__WORK REQUEST A__. From the SteamVR bug report below, list the steps to reproduce in order, each as a short phrase.
__WORK REQUEST B__.
Answer these from the SteamVR bug report below:
(i) Which capability does AMDGPU require applications to have?
(ii) What does SteamVR need to request in order to use asynchronous reprojection?
(iii) What does SteamVR disable after it fails to acquire a high-priority queue?
__WORK REQUEST C__. Continue the SteamVR bug report below from its last line.

__QUOTED PASSAGE__.
============
SteamVR has the capability to use asynchronous reprojection to increase the perceived frame rate in VR applications.
To achieve this, it needs to request a VkDevice with a high priority queue.
AMDGPU requires applications to have the CAP_SYS_NICE capability [1], which is usually requested when starting SteamVR for the first time.
Making sure that ~/.steam/steam/steamapps/common/SteamVR/bin/linux64/vrcompositor-launcher has the necessary capability:

$ getcap ~/.steam/steam/steamapps/common/SteamVR/bin/linux64/vrcompositor-launcher
/home/scrumplex/.steam/steam/steamapps/common/SteamVR/bin/linux64/vrcompositor-launcher cap_sys_nice=eip

But SteamVR still fails to acquire a high-priority queue and disables asynchronous reprojection.

Steps To Reproduce

Steps to reproduce the behavior:

  1. Install SteamVR
  2. Make sure vrcompositor-launcher has CAP_SYS_NICE: setcap getcap ~/.steam/steam/steamapps/common/SteamVR/bin/linux64/vrcompositor-launcher ~/.steam/steam/steamapps/common/SteamVR/bin/linux64/vrcompositor-launcher
  3. Start SteamVR

Expected behavior

SteamVR is able to acquire a high priority queue and continues to use async reprojection.
============
__RECORDS PROVIDED__.
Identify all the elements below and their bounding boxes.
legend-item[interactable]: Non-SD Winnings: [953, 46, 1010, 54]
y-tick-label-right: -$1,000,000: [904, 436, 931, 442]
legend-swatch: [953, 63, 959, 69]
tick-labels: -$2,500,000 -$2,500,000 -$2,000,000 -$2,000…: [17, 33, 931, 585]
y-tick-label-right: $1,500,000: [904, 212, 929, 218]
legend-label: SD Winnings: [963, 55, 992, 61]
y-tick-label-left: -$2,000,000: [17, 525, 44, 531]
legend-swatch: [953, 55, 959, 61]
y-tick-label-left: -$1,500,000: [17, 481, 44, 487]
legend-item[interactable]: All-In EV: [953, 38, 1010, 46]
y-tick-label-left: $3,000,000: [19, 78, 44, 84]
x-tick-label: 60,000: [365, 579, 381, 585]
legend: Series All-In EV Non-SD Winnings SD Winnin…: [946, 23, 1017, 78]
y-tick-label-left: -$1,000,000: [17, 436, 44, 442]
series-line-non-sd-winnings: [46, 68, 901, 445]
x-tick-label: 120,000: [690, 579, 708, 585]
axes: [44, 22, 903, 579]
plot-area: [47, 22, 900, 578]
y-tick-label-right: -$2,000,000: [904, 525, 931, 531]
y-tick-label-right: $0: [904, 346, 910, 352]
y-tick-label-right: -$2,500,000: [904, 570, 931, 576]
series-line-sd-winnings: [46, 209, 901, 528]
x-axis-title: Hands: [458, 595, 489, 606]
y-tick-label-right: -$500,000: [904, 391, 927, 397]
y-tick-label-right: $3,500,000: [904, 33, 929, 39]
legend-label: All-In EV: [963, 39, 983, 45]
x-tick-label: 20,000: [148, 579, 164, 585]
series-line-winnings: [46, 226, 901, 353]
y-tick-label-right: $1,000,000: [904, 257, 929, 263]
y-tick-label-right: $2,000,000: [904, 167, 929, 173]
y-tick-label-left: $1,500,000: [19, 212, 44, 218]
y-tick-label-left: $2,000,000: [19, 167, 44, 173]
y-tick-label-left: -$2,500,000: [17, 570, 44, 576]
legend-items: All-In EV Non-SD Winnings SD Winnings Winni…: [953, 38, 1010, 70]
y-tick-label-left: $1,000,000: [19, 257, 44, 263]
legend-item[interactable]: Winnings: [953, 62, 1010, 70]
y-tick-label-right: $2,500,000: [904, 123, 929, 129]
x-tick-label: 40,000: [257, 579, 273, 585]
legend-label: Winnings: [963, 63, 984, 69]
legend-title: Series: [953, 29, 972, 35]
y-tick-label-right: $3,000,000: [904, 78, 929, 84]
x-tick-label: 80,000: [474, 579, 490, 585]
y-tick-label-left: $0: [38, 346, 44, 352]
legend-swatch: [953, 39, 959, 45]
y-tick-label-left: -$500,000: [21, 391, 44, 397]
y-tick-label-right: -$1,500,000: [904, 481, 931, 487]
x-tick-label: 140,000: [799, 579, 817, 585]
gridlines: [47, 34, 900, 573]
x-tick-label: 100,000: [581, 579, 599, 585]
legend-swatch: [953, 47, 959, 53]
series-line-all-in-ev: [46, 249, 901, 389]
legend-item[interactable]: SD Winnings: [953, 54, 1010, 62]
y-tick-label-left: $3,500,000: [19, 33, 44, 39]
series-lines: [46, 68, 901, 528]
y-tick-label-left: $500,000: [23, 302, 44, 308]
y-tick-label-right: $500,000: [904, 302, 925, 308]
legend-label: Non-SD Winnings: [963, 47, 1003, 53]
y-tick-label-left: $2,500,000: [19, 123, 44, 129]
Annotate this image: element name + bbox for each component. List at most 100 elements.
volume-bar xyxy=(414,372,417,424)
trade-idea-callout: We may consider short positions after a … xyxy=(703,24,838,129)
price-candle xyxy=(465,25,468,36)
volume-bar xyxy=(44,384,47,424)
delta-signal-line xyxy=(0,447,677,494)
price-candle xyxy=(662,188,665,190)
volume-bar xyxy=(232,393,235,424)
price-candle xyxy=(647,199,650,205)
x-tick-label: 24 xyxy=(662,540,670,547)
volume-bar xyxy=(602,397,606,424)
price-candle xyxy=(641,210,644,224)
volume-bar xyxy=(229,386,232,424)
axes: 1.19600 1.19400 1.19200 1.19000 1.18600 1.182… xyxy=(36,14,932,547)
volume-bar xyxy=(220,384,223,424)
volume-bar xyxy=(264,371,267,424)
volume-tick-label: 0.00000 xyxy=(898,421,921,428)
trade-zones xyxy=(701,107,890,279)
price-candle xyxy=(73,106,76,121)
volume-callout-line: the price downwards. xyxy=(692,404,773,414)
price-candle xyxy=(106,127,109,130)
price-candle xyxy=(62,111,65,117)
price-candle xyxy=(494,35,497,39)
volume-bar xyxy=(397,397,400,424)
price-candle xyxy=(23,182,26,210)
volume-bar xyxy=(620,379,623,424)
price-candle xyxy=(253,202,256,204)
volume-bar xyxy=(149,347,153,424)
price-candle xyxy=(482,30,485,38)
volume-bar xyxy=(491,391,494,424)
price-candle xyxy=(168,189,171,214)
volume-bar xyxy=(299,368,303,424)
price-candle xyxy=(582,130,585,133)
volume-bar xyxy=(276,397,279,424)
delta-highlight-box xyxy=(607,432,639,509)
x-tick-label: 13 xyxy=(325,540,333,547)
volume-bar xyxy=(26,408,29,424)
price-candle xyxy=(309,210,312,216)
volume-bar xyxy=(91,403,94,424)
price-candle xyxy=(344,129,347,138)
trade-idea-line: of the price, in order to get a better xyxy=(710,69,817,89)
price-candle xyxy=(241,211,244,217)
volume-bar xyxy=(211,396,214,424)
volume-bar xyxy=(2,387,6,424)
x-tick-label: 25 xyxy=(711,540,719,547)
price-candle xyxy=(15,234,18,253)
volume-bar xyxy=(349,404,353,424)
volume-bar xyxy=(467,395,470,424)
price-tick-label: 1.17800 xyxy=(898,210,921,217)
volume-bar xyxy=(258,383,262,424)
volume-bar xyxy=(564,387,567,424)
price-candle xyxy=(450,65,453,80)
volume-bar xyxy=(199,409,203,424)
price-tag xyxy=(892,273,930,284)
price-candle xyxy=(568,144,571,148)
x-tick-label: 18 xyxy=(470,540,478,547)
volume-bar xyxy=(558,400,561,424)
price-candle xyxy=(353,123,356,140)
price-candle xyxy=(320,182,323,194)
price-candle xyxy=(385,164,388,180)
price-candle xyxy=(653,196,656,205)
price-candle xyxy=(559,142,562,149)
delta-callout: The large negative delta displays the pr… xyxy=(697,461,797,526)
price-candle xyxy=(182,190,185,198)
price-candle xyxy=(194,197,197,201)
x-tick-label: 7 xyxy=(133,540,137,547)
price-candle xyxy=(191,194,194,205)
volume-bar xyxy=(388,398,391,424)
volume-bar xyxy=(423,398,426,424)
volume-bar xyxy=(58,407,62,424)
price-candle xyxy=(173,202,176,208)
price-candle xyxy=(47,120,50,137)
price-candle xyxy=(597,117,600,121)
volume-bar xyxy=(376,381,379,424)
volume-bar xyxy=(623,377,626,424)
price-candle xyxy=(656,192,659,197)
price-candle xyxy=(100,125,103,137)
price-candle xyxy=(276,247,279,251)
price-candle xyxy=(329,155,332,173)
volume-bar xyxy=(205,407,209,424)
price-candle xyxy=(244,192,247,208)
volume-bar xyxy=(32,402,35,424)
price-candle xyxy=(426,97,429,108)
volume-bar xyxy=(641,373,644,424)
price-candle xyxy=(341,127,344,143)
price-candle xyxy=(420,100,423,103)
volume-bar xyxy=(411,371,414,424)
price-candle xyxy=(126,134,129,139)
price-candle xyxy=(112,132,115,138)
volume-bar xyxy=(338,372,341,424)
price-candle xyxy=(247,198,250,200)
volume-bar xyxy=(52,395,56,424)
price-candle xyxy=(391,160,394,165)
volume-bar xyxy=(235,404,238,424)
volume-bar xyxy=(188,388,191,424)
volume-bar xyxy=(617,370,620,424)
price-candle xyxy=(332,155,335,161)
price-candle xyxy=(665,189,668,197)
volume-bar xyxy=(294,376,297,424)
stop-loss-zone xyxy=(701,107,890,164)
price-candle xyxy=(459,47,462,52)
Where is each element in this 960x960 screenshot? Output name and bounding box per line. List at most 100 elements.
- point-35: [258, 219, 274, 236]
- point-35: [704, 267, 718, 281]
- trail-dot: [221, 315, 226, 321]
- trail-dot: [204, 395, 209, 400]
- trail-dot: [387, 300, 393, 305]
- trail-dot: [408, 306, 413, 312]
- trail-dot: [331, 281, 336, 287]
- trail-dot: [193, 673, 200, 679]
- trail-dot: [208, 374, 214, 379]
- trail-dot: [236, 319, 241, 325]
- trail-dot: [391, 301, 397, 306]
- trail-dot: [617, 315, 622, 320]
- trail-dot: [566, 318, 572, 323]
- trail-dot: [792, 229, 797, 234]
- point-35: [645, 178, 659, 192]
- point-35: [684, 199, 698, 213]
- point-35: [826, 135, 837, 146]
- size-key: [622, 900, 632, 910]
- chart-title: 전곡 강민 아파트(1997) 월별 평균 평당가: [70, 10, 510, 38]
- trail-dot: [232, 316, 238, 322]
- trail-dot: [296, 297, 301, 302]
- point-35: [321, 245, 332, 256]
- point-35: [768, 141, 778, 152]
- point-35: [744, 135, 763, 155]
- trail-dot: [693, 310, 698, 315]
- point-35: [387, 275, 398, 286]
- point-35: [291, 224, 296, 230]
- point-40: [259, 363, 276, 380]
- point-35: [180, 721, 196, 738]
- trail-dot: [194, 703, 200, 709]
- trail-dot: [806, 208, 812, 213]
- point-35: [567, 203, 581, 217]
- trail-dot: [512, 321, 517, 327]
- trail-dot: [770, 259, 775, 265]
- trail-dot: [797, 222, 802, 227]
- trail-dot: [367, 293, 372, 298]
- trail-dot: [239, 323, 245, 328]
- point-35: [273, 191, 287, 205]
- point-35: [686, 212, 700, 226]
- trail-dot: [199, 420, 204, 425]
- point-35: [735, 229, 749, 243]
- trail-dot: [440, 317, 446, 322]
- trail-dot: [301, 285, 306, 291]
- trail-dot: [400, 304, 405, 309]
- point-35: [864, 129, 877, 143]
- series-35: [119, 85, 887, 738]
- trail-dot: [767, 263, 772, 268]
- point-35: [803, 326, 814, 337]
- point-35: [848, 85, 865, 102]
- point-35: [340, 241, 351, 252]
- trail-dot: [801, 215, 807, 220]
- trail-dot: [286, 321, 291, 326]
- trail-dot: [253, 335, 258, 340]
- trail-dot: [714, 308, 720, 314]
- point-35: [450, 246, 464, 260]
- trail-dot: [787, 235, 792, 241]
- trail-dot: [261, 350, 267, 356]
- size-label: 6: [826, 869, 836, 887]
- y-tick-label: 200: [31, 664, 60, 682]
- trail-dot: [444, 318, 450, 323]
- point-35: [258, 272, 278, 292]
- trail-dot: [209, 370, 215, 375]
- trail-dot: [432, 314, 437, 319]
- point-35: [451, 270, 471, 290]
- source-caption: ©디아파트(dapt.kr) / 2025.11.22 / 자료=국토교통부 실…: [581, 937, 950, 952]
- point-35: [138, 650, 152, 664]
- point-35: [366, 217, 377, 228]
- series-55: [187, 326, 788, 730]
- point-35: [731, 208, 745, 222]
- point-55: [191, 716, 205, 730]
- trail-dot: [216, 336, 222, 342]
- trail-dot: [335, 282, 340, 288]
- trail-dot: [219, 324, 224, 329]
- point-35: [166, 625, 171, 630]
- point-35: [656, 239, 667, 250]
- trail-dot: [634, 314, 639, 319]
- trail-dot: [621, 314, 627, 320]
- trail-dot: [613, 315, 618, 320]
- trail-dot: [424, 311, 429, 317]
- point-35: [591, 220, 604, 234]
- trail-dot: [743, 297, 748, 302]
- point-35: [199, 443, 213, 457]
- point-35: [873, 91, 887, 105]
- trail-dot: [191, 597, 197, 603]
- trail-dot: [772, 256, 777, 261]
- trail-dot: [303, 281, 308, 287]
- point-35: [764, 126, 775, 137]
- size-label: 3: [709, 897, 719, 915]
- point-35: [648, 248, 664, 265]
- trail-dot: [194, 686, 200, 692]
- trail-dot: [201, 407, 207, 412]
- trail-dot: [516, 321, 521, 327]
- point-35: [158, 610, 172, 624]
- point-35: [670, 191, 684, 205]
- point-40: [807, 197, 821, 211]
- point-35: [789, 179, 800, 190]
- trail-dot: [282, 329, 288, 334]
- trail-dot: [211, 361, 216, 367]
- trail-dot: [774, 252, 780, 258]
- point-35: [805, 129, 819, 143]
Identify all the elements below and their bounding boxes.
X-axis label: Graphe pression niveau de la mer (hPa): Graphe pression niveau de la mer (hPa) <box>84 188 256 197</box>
============
__REPLY A__.
1. Install SteamVR
2. Make sure vrcompositor-launcher has CAP_SYS_NICE
3. Start SteamVR

__REPLY B__.
(i) CAP_SYS_NICE
(ii) A VkDevice with a high priority queue
(iii) Asynchronous reprojection

__REPLY C__.
Logs

vrcompositor.log:

Fri Feb 03 2023 11:18:22.618439 - Attempting to enable async support...
Fri Feb 03 2023 11:18:22.618446 - Enabling async support!
Fri Feb 03 2023 11:18:22.618708 - Insufficient permission to create high priority queue.
Fri Feb 03 2023 11:18:22.618720 - Failed to create VkDevice with high priority queue.
Fri Feb 03 2023 11:18:22.618729 - Disabling async support and retrying.

Additional context

My hardware supports this feature, as I have been using SteamVR with async reprojection on Arch Linux before.

Notify maintainers

@mkg20001 @jagajaga

Metadata

Please run nix-shell -p nix-info --run "nix-info -m" and paste the result.

[user@system:~]$ nix-shell -p nix-info --run "nix-info -m"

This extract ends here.